GIVEN TASK:
Gather all lines in the entries below that include the word "JSON".

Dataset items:
- - - - - - -
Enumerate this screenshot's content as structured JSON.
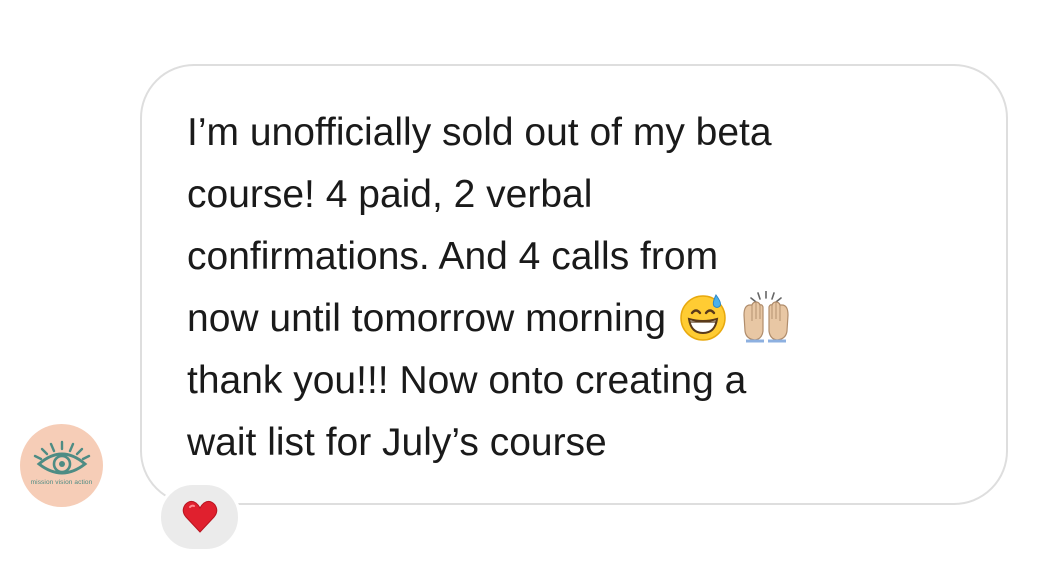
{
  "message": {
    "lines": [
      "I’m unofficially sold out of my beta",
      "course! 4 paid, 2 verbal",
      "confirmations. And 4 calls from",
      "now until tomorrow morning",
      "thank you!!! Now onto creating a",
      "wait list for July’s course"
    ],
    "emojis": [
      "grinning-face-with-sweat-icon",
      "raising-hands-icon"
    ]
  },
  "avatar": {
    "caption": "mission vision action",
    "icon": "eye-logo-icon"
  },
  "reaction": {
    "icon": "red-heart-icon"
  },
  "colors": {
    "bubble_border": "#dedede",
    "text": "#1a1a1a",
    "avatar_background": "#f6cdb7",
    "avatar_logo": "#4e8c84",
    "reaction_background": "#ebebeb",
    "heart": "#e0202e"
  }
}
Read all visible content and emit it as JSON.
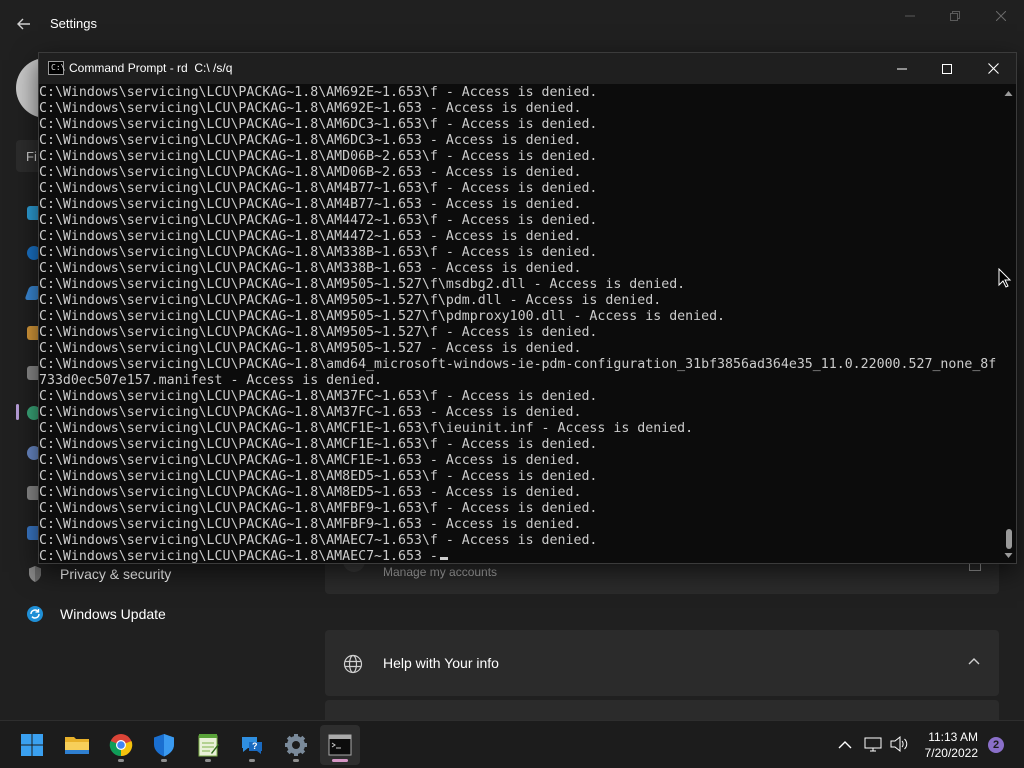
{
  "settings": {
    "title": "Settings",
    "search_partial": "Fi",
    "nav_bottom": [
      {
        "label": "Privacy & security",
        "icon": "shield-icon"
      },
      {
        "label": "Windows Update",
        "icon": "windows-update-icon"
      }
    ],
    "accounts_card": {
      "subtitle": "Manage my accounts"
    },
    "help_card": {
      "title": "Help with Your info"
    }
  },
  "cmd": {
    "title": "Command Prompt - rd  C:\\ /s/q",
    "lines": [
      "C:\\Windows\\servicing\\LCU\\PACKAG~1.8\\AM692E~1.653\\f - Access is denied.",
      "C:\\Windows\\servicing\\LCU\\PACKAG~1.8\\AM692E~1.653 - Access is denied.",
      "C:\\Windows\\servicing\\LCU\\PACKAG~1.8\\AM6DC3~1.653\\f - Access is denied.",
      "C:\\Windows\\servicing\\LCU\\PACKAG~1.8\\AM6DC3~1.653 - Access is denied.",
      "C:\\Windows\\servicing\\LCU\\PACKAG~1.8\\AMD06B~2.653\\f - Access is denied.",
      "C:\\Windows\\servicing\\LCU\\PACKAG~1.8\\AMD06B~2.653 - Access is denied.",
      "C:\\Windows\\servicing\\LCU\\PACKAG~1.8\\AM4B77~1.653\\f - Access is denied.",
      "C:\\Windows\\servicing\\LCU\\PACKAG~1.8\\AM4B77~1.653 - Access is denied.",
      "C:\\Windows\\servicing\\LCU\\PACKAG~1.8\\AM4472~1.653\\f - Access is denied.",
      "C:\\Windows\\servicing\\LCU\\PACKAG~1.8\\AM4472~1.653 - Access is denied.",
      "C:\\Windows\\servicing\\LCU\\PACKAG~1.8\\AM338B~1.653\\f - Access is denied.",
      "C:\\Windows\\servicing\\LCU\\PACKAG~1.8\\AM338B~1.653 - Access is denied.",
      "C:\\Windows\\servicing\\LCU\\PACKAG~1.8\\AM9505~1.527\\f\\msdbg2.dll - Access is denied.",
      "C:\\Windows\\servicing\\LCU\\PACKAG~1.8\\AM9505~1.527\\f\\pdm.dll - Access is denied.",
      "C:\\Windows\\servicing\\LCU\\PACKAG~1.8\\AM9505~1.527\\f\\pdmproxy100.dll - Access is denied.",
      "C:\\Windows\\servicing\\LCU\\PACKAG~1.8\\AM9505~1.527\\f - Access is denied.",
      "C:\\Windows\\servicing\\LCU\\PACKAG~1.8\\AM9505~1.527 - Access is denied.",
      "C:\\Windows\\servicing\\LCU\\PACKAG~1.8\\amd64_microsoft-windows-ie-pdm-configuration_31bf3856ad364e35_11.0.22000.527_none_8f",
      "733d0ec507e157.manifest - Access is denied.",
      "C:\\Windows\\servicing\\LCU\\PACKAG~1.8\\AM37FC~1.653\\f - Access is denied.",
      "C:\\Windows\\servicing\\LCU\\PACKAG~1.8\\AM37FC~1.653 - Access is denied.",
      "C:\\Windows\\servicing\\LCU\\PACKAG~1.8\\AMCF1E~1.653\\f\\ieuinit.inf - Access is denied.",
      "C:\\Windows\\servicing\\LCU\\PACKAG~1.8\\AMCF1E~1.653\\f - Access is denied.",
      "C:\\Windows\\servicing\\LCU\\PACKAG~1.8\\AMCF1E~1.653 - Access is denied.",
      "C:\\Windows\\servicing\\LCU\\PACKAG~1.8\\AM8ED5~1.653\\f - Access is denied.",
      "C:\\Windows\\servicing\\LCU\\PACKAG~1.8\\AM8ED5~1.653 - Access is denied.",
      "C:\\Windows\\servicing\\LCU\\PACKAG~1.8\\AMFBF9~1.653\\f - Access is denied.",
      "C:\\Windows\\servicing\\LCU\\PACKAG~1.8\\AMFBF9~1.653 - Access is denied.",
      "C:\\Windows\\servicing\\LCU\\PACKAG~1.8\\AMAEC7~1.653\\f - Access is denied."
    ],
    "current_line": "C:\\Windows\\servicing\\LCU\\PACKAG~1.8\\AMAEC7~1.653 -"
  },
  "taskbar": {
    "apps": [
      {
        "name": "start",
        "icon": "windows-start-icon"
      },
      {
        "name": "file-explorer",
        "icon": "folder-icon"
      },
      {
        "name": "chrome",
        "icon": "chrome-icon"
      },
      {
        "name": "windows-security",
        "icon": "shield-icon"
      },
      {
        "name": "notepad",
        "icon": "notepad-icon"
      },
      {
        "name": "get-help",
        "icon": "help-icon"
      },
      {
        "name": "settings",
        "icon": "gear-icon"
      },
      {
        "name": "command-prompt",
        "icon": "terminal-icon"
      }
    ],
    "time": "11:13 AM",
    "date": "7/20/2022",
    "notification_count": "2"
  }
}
- - - - - - -
FINISHED EXERCISE:
Enumerate this screenshot's content as structured JSON.
Read all visible content and emit it as JSON.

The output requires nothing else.